## The problem
Reproduce each line exactly. Skip none.
:: Material to process
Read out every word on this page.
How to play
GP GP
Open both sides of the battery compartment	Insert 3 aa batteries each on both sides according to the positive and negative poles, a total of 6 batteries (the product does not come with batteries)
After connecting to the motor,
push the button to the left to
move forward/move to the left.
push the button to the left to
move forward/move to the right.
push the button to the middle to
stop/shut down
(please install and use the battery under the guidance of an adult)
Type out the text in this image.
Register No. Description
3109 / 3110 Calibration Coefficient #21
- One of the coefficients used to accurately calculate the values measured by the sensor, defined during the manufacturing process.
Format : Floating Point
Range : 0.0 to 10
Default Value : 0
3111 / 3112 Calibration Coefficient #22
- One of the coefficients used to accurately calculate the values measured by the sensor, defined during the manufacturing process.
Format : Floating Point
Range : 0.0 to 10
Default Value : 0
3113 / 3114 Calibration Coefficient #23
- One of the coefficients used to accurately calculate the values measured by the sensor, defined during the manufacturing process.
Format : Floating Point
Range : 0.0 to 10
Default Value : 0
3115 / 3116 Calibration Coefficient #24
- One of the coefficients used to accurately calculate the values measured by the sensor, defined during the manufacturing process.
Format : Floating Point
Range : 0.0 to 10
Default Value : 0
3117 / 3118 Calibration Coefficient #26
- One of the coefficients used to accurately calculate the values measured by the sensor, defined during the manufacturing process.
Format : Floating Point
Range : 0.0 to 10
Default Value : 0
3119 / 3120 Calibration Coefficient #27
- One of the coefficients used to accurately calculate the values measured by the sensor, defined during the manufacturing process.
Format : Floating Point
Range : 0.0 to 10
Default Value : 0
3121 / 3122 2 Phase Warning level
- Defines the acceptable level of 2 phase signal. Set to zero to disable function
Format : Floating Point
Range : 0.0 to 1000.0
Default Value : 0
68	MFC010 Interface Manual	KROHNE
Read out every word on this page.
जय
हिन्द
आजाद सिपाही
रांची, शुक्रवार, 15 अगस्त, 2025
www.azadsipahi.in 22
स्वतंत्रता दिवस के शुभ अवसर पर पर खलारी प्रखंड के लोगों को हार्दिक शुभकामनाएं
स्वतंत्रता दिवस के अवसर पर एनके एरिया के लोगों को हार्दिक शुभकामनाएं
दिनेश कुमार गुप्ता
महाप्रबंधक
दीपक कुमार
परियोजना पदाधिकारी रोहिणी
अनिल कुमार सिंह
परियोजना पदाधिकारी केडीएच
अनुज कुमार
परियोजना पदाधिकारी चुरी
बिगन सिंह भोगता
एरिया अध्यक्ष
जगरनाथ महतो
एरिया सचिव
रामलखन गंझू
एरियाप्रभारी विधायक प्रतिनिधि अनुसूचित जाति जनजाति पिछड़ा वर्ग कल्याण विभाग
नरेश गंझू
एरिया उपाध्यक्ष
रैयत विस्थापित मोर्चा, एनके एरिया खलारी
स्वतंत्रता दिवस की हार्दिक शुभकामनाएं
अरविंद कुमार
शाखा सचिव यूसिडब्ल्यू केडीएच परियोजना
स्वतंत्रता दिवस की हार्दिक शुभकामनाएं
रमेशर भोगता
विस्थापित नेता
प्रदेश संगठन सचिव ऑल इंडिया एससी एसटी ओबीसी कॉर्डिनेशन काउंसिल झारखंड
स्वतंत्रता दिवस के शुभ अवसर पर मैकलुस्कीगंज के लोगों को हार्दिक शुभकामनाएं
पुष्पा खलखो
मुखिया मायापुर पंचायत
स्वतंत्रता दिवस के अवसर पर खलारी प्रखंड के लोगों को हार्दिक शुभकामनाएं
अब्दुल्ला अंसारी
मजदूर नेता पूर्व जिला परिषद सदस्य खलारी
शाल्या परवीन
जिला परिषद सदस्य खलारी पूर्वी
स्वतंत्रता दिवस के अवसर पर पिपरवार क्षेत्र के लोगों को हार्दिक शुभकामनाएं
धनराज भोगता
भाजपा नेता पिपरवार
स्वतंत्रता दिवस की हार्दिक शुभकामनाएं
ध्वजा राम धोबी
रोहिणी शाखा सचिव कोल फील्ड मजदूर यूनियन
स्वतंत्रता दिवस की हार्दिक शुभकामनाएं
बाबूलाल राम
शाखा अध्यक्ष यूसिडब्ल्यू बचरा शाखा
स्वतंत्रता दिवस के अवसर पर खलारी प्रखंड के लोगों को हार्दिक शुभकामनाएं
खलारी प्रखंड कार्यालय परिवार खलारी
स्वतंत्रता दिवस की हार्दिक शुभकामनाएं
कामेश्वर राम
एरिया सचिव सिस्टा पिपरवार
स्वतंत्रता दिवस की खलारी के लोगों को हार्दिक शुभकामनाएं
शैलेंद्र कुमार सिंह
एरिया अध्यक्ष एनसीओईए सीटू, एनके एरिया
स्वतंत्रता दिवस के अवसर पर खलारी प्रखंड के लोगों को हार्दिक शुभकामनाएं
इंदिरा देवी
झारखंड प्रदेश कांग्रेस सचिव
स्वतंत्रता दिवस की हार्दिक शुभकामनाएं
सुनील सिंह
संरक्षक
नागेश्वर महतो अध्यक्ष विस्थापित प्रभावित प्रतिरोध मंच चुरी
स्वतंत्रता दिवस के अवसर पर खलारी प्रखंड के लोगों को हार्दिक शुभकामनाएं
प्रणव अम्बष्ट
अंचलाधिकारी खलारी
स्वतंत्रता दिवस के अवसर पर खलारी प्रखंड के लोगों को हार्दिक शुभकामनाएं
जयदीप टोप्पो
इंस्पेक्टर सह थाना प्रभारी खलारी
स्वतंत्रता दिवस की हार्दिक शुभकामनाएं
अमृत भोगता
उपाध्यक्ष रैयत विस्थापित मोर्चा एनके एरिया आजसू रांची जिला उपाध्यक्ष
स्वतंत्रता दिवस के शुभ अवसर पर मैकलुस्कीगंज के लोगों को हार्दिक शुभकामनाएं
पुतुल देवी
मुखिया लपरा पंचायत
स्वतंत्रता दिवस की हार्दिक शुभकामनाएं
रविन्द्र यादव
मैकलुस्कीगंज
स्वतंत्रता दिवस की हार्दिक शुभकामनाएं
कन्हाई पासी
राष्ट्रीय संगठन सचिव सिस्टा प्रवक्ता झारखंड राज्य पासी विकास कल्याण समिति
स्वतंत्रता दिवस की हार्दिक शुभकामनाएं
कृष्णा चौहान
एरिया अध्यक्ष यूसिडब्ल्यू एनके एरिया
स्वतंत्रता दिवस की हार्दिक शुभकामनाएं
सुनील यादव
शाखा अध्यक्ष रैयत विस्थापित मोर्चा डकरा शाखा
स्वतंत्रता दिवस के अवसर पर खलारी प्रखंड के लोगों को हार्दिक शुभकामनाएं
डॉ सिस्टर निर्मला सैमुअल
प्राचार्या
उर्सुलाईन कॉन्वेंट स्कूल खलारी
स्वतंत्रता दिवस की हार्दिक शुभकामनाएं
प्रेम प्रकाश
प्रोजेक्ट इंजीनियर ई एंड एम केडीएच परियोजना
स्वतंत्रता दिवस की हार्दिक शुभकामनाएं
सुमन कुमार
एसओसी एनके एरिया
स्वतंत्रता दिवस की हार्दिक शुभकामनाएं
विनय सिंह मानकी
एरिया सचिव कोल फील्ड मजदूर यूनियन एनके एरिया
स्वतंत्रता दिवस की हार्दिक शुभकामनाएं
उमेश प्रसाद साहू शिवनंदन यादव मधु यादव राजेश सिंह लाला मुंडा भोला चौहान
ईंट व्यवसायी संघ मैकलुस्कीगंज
::::
## Correct answer
Read out every word on this page.
How to play
GP GP
Open both sides of the battery compartment	Insert 3 aa batteries each on both sides according to the positive and negative poles, a total of 6 batteries (the product does not come with batteries)
After connecting to the motor,
push the button to the left to
move forward/move to the left.
push the button to the left to
move forward/move to the right.
push the button to the middle to
stop/shut down
(please install and use the battery under the guidance of an adult)
Type out the text in this image.
Register No. Description
3109 / 3110 Calibration Coefficient #21
- One of the coefficients used to accurately calculate the values measured by the sensor, defined during the manufacturing process.
Format : Floating Point
Range : 0.0 to 10
Default Value : 0
3111 / 3112 Calibration Coefficient #22
- One of the coefficients used to accurately calculate the values measured by the sensor, defined during the manufacturing process.
Format : Floating Point
Range : 0.0 to 10
Default Value : 0
3113 / 3114 Calibration Coefficient #23
- One of the coefficients used to accurately calculate the values measured by the sensor, defined during the manufacturing process.
Format : Floating Point
Range : 0.0 to 10
Default Value : 0
3115 / 3116 Calibration Coefficient #24
- One of the coefficients used to accurately calculate the values measured by the sensor, defined during the manufacturing process.
Format : Floating Point
Range : 0.0 to 10
Default Value : 0
3117 / 3118 Calibration Coefficient #26
- One of the coefficients used to accurately calculate the values measured by the sensor, defined during the manufacturing process.
Format : Floating Point
Range : 0.0 to 10
Default Value : 0
3119 / 3120 Calibration Coefficient #27
- One of the coefficients used to accurately calculate the values measured by the sensor, defined during the manufacturing process.
Format : Floating Point
Range : 0.0 to 10
Default Value : 0
3121 / 3122 2 Phase Warning level
- Defines the acceptable level of 2 phase signal. Set to zero to disable function
Format : Floating Point
Range : 0.0 to 1000.0
Default Value : 0
68	MFC010 Interface Manual	KROHNE
Read out every word on this page.
जय
हिन्द
आजाद सिपाही
रांची, शुक्रवार, 15 अगस्त, 2025
www.azadsipahi.in 22
स्वतंत्रता दिवस के शुभ अवसर पर पर खलारी प्रखंड के लोगों को हार्दिक शुभकामनाएं
स्वतंत्रता दिवस के अवसर पर एनके एरिया के लोगों को हार्दिक शुभकामनाएं
दिनेश कुमार गुप्ता
महाप्रबंधक
दीपक कुमार
परियोजना पदाधिकारी रोहिणी
अनिल कुमार सिंह
परियोजना पदाधिकारी केडीएच
अनुज कुमार
परियोजना पदाधिकारी चुरी
बिगन सिंह भोगता
एरिया अध्यक्ष
जगरनाथ महतो
एरिया सचिव
रामलखन गंझू
एरियाप्रभारी विधायक प्रतिनिधि अनुसूचित जाति जनजाति पिछड़ा वर्ग कल्याण विभाग
नरेश गंझू
एरिया उपाध्यक्ष
रैयत विस्थापित मोर्चा, एनके एरिया खलारी
स्वतंत्रता दिवस की हार्दिक शुभकामनाएं
अरविंद कुमार
शाखा सचिव यूसिडब्ल्यू केडीएच परियोजना
स्वतंत्रता दिवस की हार्दिक शुभकामनाएं
रमेशर भोगता
विस्थापित नेता
प्रदेश संगठन सचिव ऑल इंडिया एससी एसटी ओबीसी कॉर्डिनेशन काउंसिल झारखंड
स्वतंत्रता दिवस के शुभ अवसर पर मैकलुस्कीगंज के लोगों को हार्दिक शुभकामनाएं
पुष्पा खलखो
मुखिया मायापुर पंचायत
स्वतंत्रता दिवस के अवसर पर खलारी प्रखंड के लोगों को हार्दिक शुभकामनाएं
अब्दुल्ला अंसारी
मजदूर नेता पूर्व जिला परिषद सदस्य खलारी
शाल्या परवीन
जिला परिषद सदस्य खलारी पूर्वी
स्वतंत्रता दिवस के अवसर पर पिपरवार क्षेत्र के लोगों को हार्दिक शुभकामनाएं
धनराज भोगता
भाजपा नेता पिपरवार
स्वतंत्रता दिवस की हार्दिक शुभकामनाएं
ध्वजा राम धोबी
रोहिणी शाखा सचिव कोल फील्ड मजदूर यूनियन
स्वतंत्रता दिवस की हार्दिक शुभकामनाएं
बाबूलाल राम
शाखा अध्यक्ष यूसिडब्ल्यू बचरा शाखा
स्वतंत्रता दिवस के अवसर पर खलारी प्रखंड के लोगों को हार्दिक शुभकामनाएं
खलारी प्रखंड कार्यालय परिवार खलारी
स्वतंत्रता दिवस की हार्दिक शुभकामनाएं
कामेश्वर राम
एरिया सचिव सिस्टा पिपरवार
स्वतंत्रता दिवस की खलारी के लोगों को हार्दिक शुभकामनाएं
शैलेंद्र कुमार सिंह
एरिया अध्यक्ष एनसीओईए सीटू, एनके एरिया
स्वतंत्रता दिवस के अवसर पर खलारी प्रखंड के लोगों को हार्दिक शुभकामनाएं
इंदिरा देवी
झारखंड प्रदेश कांग्रेस सचिव
स्वतंत्रता दिवस की हार्दिक शुभकामनाएं
सुनील सिंह
संरक्षक
नागेश्वर महतो अध्यक्ष विस्थापित प्रभावित प्रतिरोध मंच चुरी
स्वतंत्रता दिवस के अवसर पर खलारी प्रखंड के लोगों को हार्दिक शुभकामनाएं
प्रणव अम्बष्ट
अंचलाधिकारी खलारी
स्वतंत्रता दिवस के अवसर पर खलारी प्रखंड के लोगों को हार्दिक शुभकामनाएं
जयदीप टोप्पो
इंस्पेक्टर सह थाना प्रभारी खलारी
स्वतंत्रता दिवस की हार्दिक शुभकामनाएं
अमृत भोगता
उपाध्यक्ष रैयत विस्थापित मोर्चा एनके एरिया आजसू रांची जिला उपाध्यक्ष
स्वतंत्रता दिवस के शुभ अवसर पर मैकलुस्कीगंज के लोगों को हार्दिक शुभकामनाएं
पुतुल देवी
मुखिया लपरा पंचायत
स्वतंत्रता दिवस की हार्दिक शुभकामनाएं
रविन्द्र यादव
मैकलुस्कीगंज
स्वतंत्रता दिवस की हार्दिक शुभकामनाएं
कन्हाई पासी
राष्ट्रीय संगठन सचिव सिस्टा प्रवक्ता झारखंड राज्य पासी विकास कल्याण समिति
स्वतंत्रता दिवस की हार्दिक शुभकामनाएं
कृष्णा चौहान
एरिया अध्यक्ष यूसिडब्ल्यू एनके एरिया
स्वतंत्रता दिवस की हार्दिक शुभकामनाएं
सुनील यादव
शाखा अध्यक्ष रैयत विस्थापित मोर्चा डकरा शाखा
स्वतंत्रता दिवस के अवसर पर खलारी प्रखंड के लोगों को हार्दिक शुभकामनाएं
डॉ सिस्टर निर्मला सैमुअल
प्राचार्या
उर्सुलाईन कॉन्वेंट स्कूल खलारी
स्वतंत्रता दिवस की हार्दिक शुभकामनाएं
प्रेम प्रकाश
प्रोजेक्ट इंजीनियर ई एंड एम केडीएच परियोजना
स्वतंत्रता दिवस की हार्दिक शुभकामनाएं
सुमन कुमार
एसओसी एनके एरिया
स्वतंत्रता दिवस की हार्दिक शुभकामनाएं
विनय सिंह मानकी
एरिया सचिव कोल फील्ड मजदूर यूनियन एनके एरिया
स्वतंत्रता दिवस की हार्दिक शुभकामनाएं
उमेश प्रसाद साहू शिवनंदन यादव मधु यादव राजेश सिंह लाला मुंडा भोला चौहान
ईंट व्यवसायी संघ मैकलुस्कीगंज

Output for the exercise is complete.